## BEGIN
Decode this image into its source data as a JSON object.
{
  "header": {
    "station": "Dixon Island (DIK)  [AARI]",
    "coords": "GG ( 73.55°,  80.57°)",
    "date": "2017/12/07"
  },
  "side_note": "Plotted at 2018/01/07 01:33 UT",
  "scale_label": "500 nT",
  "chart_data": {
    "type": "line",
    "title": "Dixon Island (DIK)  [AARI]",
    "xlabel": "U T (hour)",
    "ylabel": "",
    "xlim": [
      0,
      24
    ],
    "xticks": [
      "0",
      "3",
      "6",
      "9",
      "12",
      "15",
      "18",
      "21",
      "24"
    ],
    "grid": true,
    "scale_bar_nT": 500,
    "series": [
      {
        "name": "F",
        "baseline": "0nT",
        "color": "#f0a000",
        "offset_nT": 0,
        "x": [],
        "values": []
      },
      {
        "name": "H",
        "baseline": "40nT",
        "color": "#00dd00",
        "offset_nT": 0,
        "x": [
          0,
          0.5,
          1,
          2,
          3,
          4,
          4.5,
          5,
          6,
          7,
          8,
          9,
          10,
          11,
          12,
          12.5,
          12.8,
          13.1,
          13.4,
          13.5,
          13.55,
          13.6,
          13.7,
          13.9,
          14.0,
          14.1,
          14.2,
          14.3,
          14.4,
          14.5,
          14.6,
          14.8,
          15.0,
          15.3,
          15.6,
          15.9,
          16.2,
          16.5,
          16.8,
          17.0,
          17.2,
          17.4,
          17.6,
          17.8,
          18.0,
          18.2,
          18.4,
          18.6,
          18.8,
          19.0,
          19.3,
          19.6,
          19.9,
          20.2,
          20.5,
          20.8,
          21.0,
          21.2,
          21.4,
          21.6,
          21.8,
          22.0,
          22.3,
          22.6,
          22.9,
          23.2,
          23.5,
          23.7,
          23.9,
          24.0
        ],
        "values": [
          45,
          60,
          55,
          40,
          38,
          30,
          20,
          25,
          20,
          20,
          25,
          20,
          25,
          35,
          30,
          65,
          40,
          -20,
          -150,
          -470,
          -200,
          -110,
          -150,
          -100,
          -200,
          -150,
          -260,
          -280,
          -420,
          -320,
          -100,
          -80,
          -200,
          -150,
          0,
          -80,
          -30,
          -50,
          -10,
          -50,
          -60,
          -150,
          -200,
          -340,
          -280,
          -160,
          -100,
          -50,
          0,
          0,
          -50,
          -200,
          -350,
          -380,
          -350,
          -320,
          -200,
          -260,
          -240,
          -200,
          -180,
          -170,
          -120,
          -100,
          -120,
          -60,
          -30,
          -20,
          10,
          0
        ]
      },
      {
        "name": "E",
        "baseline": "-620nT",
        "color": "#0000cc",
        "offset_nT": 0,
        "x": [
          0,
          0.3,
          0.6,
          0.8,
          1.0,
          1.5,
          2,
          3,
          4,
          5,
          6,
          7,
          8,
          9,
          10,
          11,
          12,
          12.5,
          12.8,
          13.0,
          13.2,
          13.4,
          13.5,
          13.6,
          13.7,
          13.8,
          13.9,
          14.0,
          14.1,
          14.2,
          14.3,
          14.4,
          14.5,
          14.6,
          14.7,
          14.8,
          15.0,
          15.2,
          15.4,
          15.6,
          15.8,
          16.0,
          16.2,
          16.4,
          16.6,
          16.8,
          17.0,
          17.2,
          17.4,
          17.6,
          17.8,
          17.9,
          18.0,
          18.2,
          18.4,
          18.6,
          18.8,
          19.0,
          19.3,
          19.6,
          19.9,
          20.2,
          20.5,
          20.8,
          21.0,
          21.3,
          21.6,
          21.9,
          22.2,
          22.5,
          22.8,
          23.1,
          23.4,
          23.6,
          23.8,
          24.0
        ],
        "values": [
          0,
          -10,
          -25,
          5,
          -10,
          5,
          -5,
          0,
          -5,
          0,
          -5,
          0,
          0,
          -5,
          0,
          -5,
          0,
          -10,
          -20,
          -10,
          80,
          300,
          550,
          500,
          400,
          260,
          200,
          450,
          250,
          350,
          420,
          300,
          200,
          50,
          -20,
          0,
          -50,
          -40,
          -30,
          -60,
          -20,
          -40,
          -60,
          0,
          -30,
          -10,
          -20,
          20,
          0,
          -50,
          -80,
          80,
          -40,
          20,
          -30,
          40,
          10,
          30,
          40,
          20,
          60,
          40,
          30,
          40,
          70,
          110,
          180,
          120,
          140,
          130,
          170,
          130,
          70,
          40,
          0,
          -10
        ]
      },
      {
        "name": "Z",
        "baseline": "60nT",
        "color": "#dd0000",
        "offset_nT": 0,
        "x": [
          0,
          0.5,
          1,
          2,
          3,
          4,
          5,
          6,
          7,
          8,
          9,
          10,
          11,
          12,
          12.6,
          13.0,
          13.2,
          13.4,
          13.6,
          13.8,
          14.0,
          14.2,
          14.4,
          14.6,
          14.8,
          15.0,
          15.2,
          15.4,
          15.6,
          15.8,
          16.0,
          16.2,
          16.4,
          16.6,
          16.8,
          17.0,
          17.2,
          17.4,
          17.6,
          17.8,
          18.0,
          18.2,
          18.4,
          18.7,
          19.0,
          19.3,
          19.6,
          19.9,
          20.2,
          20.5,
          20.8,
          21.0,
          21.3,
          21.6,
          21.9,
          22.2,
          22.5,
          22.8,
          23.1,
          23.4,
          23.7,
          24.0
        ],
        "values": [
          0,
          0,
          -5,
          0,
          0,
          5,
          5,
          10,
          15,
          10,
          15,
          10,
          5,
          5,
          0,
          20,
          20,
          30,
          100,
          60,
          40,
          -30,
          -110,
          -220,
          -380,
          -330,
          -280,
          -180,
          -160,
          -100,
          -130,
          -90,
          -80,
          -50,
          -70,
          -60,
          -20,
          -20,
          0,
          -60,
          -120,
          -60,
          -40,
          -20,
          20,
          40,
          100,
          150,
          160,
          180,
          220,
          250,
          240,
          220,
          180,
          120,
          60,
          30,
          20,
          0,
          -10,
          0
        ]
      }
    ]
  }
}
## END
Every entry must be output again, exactly as written above.

Decode this image into its source data as a JSON object.
{
  "header": {
    "station": "Dixon Island (DIK)  [AARI]",
    "coords": "GG ( 73.55°,  80.57°)",
    "date": "2017/12/07"
  },
  "side_note": "Plotted at 2018/01/07 01:33 UT",
  "scale_label": "500 nT",
  "chart_data": {
    "type": "line",
    "title": "Dixon Island (DIK)  [AARI]",
    "xlabel": "U T (hour)",
    "ylabel": "",
    "xlim": [
      0,
      24
    ],
    "xticks": [
      "0",
      "3",
      "6",
      "9",
      "12",
      "15",
      "18",
      "21",
      "24"
    ],
    "grid": true,
    "scale_bar_nT": 500,
    "series": [
      {
        "name": "F",
        "baseline": "0nT",
        "color": "#f0a000",
        "offset_nT": 0,
        "x": [],
        "values": []
      },
      {
        "name": "H",
        "baseline": "40nT",
        "color": "#00dd00",
        "offset_nT": 0,
        "x": [
          0,
          0.5,
          1,
          2,
          3,
          4,
          4.5,
          5,
          6,
          7,
          8,
          9,
          10,
          11,
          12,
          12.5,
          12.8,
          13.1,
          13.4,
          13.5,
          13.55,
          13.6,
          13.7,
          13.9,
          14.0,
          14.1,
          14.2,
          14.3,
          14.4,
          14.5,
          14.6,
          14.8,
          15.0,
          15.3,
          15.6,
          15.9,
          16.2,
          16.5,
          16.8,
          17.0,
          17.2,
          17.4,
          17.6,
          17.8,
          18.0,
          18.2,
          18.4,
          18.6,
          18.8,
          19.0,
          19.3,
          19.6,
          19.9,
          20.2,
          20.5,
          20.8,
          21.0,
          21.2,
          21.4,
          21.6,
          21.8,
          22.0,
          22.3,
          22.6,
          22.9,
          23.2,
          23.5,
          23.7,
          23.9,
          24.0
        ],
        "values": [
          45,
          60,
          55,
          40,
          38,
          30,
          20,
          25,
          20,
          20,
          25,
          20,
          25,
          35,
          30,
          65,
          40,
          -20,
          -150,
          -470,
          -200,
          -110,
          -150,
          -100,
          -200,
          -150,
          -260,
          -280,
          -420,
          -320,
          -100,
          -80,
          -200,
          -150,
          0,
          -80,
          -30,
          -50,
          -10,
          -50,
          -60,
          -150,
          -200,
          -340,
          -280,
          -160,
          -100,
          -50,
          0,
          0,
          -50,
          -200,
          -350,
          -380,
          -350,
          -320,
          -200,
          -260,
          -240,
          -200,
          -180,
          -170,
          -120,
          -100,
          -120,
          -60,
          -30,
          -20,
          10,
          0
        ]
      },
      {
        "name": "E",
        "baseline": "-620nT",
        "color": "#0000cc",
        "offset_nT": 0,
        "x": [
          0,
          0.3,
          0.6,
          0.8,
          1.0,
          1.5,
          2,
          3,
          4,
          5,
          6,
          7,
          8,
          9,
          10,
          11,
          12,
          12.5,
          12.8,
          13.0,
          13.2,
          13.4,
          13.5,
          13.6,
          13.7,
          13.8,
          13.9,
          14.0,
          14.1,
          14.2,
          14.3,
          14.4,
          14.5,
          14.6,
          14.7,
          14.8,
          15.0,
          15.2,
          15.4,
          15.6,
          15.8,
          16.0,
          16.2,
          16.4,
          16.6,
          16.8,
          17.0,
          17.2,
          17.4,
          17.6,
          17.8,
          17.9,
          18.0,
          18.2,
          18.4,
          18.6,
          18.8,
          19.0,
          19.3,
          19.6,
          19.9,
          20.2,
          20.5,
          20.8,
          21.0,
          21.3,
          21.6,
          21.9,
          22.2,
          22.5,
          22.8,
          23.1,
          23.4,
          23.6,
          23.8,
          24.0
        ],
        "values": [
          0,
          -10,
          -25,
          5,
          -10,
          5,
          -5,
          0,
          -5,
          0,
          -5,
          0,
          0,
          -5,
          0,
          -5,
          0,
          -10,
          -20,
          -10,
          80,
          300,
          550,
          500,
          400,
          260,
          200,
          450,
          250,
          350,
          420,
          300,
          200,
          50,
          -20,
          0,
          -50,
          -40,
          -30,
          -60,
          -20,
          -40,
          -60,
          0,
          -30,
          -10,
          -20,
          20,
          0,
          -50,
          -80,
          80,
          -40,
          20,
          -30,
          40,
          10,
          30,
          40,
          20,
          60,
          40,
          30,
          40,
          70,
          110,
          180,
          120,
          140,
          130,
          170,
          130,
          70,
          40,
          0,
          -10
        ]
      },
      {
        "name": "Z",
        "baseline": "60nT",
        "color": "#dd0000",
        "offset_nT": 0,
        "x": [
          0,
          0.5,
          1,
          2,
          3,
          4,
          5,
          6,
          7,
          8,
          9,
          10,
          11,
          12,
          12.6,
          13.0,
          13.2,
          13.4,
          13.6,
          13.8,
          14.0,
          14.2,
          14.4,
          14.6,
          14.8,
          15.0,
          15.2,
          15.4,
          15.6,
          15.8,
          16.0,
          16.2,
          16.4,
          16.6,
          16.8,
          17.0,
          17.2,
          17.4,
          17.6,
          17.8,
          18.0,
          18.2,
          18.4,
          18.7,
          19.0,
          19.3,
          19.6,
          19.9,
          20.2,
          20.5,
          20.8,
          21.0,
          21.3,
          21.6,
          21.9,
          22.2,
          22.5,
          22.8,
          23.1,
          23.4,
          23.7,
          24.0
        ],
        "values": [
          0,
          0,
          -5,
          0,
          0,
          5,
          5,
          10,
          15,
          10,
          15,
          10,
          5,
          5,
          0,
          20,
          20,
          30,
          100,
          60,
          40,
          -30,
          -110,
          -220,
          -380,
          -330,
          -280,
          -180,
          -160,
          -100,
          -130,
          -90,
          -80,
          -50,
          -70,
          -60,
          -20,
          -20,
          0,
          -60,
          -120,
          -60,
          -40,
          -20,
          20,
          40,
          100,
          150,
          160,
          180,
          220,
          250,
          240,
          220,
          180,
          120,
          60,
          30,
          20,
          0,
          -10,
          0
        ]
      }
    ]
  }
}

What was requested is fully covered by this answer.